== The exercise ==
Give the number of lines in the listing that hold the word "números". Write nothing but that number.

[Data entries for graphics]
━━━━━━━━

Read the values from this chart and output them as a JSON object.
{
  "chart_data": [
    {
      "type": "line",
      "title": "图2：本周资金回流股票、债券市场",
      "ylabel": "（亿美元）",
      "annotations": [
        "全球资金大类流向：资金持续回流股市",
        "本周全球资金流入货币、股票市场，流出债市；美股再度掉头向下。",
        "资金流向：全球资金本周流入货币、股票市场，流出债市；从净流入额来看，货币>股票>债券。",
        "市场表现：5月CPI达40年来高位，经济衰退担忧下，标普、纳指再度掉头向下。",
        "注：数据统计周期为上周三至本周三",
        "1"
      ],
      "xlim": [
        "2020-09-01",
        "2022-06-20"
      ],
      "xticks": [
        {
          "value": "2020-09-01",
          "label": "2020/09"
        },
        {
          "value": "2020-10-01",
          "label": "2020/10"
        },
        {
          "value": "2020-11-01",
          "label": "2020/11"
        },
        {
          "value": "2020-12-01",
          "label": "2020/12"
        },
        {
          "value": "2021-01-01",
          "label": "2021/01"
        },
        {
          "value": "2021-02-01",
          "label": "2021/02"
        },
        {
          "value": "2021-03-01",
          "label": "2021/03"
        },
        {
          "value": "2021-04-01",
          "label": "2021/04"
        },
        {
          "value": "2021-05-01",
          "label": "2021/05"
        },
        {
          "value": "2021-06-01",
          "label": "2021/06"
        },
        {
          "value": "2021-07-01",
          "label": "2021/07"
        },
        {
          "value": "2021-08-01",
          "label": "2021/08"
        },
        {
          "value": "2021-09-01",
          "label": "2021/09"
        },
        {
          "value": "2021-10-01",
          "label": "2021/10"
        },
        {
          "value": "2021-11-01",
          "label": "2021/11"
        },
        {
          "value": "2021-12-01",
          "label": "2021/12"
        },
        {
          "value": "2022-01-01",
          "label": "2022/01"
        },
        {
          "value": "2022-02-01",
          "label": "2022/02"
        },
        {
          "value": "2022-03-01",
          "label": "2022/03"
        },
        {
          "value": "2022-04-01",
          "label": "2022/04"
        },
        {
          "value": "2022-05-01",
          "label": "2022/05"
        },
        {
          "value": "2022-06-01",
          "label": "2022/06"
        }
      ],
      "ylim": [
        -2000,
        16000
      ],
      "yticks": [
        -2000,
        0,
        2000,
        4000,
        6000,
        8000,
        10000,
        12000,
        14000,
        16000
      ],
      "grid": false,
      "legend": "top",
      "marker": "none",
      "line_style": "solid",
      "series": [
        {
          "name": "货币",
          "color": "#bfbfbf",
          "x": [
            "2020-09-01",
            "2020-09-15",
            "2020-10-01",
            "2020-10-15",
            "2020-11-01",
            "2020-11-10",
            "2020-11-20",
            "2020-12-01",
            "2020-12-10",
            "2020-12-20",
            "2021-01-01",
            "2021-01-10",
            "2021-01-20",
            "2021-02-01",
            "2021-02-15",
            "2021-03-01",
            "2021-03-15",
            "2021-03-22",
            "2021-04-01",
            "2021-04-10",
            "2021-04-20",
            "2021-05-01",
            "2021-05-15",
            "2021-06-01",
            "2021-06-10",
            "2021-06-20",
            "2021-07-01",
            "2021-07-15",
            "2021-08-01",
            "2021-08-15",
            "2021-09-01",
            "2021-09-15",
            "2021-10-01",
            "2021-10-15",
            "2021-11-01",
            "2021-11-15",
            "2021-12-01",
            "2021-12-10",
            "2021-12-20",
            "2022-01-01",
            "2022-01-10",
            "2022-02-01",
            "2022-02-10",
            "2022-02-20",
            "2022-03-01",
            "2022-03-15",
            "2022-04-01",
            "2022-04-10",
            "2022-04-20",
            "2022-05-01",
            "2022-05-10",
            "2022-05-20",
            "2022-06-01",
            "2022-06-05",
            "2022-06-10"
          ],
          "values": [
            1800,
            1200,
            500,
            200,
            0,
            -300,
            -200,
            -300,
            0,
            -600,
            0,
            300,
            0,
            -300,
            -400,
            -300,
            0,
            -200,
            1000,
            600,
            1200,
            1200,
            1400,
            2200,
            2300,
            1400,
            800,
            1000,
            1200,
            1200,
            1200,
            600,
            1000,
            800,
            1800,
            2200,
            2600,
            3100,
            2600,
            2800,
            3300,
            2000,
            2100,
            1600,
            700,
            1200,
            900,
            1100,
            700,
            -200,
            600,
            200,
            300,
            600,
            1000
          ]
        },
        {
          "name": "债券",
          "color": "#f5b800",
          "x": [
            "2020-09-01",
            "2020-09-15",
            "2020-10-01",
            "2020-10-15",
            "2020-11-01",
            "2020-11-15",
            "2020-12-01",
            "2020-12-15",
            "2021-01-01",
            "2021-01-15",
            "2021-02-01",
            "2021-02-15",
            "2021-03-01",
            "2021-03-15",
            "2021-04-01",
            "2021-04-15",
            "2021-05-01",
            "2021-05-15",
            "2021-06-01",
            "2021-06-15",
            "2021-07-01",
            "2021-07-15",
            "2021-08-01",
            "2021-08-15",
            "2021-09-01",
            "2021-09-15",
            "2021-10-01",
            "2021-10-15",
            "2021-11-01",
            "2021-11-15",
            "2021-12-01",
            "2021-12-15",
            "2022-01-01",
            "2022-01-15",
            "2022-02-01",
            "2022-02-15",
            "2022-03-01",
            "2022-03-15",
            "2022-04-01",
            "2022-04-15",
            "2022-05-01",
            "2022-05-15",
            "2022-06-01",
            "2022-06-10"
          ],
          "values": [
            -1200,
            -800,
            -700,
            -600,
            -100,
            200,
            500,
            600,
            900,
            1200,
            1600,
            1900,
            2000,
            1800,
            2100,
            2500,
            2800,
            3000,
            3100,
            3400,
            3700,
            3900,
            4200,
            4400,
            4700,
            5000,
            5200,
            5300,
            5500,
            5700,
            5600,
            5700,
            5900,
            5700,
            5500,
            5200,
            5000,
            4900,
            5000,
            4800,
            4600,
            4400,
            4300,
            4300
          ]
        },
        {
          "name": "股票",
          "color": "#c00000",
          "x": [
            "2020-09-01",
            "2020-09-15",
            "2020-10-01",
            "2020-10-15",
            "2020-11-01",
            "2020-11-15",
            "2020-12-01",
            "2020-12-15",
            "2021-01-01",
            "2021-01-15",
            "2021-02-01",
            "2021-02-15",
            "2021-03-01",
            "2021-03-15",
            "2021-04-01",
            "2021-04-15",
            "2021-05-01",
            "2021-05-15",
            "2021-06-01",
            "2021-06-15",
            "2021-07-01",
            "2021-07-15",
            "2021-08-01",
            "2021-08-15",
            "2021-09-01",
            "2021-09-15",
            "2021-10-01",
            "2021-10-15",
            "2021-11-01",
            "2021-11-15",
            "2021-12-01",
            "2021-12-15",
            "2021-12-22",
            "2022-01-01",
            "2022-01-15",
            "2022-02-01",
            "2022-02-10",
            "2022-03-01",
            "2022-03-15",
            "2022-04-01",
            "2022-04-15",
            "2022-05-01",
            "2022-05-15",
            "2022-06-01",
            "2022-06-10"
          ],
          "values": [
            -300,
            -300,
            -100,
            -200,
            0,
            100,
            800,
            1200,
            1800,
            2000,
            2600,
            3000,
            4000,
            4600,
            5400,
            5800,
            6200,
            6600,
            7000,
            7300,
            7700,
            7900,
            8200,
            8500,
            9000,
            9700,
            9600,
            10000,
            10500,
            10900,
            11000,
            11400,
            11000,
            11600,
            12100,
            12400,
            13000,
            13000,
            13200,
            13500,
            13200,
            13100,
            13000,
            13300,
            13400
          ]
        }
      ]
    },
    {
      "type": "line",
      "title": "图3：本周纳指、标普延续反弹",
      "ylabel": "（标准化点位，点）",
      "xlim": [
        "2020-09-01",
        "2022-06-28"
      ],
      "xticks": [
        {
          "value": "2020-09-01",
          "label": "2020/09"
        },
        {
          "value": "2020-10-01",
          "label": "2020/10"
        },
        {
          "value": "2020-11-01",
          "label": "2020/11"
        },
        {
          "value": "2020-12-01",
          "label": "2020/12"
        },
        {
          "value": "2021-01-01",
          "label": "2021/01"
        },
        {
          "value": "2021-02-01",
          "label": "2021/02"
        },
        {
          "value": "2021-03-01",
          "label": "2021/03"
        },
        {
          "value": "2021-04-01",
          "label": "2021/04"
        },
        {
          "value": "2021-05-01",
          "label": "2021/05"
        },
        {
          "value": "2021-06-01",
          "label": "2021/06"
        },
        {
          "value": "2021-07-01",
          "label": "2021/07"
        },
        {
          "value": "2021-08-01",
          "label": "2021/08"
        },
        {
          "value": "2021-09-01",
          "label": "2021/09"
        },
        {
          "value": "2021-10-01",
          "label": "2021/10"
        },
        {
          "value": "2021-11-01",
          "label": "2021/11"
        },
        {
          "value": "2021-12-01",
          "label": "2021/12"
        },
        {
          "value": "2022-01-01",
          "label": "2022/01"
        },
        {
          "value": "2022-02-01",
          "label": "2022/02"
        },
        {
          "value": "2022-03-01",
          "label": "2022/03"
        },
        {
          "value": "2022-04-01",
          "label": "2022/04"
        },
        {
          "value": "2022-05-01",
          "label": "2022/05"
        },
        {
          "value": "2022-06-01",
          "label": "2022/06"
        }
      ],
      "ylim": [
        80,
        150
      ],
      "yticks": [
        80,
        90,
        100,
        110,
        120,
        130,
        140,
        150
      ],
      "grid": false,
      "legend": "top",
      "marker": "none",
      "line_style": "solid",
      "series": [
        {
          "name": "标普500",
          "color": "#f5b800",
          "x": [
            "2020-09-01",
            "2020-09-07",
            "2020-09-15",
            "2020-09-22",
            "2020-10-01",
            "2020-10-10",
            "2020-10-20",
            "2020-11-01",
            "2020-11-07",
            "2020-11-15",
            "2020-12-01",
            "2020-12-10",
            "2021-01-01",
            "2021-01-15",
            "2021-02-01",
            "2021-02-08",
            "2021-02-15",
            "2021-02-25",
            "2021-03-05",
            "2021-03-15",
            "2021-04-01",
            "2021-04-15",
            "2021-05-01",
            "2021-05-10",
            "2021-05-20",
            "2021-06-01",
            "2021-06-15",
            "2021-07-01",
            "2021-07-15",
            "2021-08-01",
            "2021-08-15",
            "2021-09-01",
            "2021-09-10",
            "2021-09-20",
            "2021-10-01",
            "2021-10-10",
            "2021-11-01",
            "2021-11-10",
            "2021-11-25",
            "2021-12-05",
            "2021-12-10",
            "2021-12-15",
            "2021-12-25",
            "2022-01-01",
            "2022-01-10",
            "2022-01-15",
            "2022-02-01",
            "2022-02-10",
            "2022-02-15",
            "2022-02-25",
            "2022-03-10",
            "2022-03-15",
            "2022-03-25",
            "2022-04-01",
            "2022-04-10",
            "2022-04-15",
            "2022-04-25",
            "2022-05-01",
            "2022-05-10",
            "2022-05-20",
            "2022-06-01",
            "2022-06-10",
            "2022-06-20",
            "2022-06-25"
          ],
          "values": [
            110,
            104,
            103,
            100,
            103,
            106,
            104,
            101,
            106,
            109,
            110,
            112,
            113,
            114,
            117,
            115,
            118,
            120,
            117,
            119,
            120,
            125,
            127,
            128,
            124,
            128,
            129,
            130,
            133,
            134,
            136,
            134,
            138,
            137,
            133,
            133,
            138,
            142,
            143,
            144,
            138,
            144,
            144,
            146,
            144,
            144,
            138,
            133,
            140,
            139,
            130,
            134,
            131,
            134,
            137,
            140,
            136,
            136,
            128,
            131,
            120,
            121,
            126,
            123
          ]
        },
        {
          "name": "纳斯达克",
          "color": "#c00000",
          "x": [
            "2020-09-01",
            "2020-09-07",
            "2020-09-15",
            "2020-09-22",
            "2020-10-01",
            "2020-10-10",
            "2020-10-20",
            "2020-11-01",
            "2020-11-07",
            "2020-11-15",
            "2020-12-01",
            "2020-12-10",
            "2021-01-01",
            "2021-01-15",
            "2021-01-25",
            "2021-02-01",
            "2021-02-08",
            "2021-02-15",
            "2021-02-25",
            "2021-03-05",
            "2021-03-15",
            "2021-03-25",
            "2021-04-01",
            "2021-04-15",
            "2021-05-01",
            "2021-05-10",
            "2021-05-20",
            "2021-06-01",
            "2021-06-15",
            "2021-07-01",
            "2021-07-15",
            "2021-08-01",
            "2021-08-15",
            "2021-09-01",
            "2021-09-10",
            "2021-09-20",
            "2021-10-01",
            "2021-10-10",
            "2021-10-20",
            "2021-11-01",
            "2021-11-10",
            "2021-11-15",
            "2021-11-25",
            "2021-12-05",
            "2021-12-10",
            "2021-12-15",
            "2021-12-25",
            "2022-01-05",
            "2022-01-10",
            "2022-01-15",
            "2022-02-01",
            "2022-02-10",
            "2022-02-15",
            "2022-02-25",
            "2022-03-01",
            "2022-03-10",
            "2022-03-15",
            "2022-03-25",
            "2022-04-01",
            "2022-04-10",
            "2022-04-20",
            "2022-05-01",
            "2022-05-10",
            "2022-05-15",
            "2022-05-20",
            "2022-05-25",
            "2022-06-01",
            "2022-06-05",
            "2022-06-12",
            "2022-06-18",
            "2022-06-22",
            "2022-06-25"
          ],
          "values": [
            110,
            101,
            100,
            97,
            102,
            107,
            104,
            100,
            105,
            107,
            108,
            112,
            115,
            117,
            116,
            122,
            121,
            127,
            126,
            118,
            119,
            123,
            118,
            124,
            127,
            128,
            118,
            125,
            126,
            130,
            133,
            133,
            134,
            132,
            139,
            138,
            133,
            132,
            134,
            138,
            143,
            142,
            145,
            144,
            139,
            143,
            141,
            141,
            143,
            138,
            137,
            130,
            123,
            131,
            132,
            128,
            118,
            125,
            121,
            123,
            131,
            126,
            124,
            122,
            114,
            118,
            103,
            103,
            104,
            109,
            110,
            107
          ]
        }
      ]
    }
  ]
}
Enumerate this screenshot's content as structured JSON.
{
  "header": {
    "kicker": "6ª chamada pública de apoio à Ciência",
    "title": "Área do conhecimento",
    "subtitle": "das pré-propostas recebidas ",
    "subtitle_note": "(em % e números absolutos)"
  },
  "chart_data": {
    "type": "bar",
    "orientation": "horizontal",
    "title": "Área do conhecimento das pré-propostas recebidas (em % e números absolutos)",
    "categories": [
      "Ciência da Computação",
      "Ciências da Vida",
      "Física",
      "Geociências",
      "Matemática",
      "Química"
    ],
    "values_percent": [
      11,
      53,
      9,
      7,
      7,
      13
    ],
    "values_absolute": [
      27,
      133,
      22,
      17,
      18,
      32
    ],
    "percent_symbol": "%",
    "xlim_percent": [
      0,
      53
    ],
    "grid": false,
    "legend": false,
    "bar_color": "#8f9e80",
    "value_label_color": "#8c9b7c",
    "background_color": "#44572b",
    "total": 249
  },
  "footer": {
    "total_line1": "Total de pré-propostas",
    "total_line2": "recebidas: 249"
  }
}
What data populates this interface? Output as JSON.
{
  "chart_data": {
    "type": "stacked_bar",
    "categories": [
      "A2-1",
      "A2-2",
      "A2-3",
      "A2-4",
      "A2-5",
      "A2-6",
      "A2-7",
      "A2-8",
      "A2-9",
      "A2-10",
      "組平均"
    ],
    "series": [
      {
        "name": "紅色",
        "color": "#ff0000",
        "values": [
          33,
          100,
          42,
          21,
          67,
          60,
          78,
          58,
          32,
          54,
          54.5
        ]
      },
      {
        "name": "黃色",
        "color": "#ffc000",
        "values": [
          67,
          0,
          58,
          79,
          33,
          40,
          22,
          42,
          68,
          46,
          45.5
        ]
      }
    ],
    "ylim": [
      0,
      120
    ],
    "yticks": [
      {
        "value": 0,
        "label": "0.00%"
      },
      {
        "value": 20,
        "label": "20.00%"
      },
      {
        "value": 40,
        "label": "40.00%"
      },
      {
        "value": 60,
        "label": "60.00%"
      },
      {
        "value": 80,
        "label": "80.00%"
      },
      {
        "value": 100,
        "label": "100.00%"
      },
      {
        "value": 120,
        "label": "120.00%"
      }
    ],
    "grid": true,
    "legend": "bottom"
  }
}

━━━━━━━━

== Answer for the task ==
2